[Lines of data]

^^^^^^^^

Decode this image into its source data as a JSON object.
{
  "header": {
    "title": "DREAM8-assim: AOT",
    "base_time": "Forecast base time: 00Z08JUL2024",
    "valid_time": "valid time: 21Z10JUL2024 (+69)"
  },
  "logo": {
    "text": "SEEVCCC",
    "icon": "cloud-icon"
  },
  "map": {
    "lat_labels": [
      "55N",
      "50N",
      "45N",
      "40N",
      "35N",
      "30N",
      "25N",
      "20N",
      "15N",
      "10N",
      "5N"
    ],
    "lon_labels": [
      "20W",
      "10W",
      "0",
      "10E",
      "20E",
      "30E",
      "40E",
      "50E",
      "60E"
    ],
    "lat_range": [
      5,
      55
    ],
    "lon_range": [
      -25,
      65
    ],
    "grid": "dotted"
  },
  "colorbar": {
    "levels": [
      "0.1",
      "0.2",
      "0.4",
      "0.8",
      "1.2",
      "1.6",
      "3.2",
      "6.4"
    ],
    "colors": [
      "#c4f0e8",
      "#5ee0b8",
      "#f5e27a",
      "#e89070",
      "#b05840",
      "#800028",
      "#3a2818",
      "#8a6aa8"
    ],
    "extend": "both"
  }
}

^^^^^^^^

Using the listing above, please repeat every entry exactly.

Decode this image into its source data as a JSON object.
{
  "header": {
    "title": "DREAM8-assim: AOT",
    "base_time": "Forecast base time: 00Z08JUL2024",
    "valid_time": "valid time: 21Z10JUL2024 (+69)"
  },
  "logo": {
    "text": "SEEVCCC",
    "icon": "cloud-icon"
  },
  "map": {
    "lat_labels": [
      "55N",
      "50N",
      "45N",
      "40N",
      "35N",
      "30N",
      "25N",
      "20N",
      "15N",
      "10N",
      "5N"
    ],
    "lon_labels": [
      "20W",
      "10W",
      "0",
      "10E",
      "20E",
      "30E",
      "40E",
      "50E",
      "60E"
    ],
    "lat_range": [
      5,
      55
    ],
    "lon_range": [
      -25,
      65
    ],
    "grid": "dotted"
  },
  "colorbar": {
    "levels": [
      "0.1",
      "0.2",
      "0.4",
      "0.8",
      "1.2",
      "1.6",
      "3.2",
      "6.4"
    ],
    "colors": [
      "#c4f0e8",
      "#5ee0b8",
      "#f5e27a",
      "#e89070",
      "#b05840",
      "#800028",
      "#3a2818",
      "#8a6aa8"
    ],
    "extend": "both"
  }
}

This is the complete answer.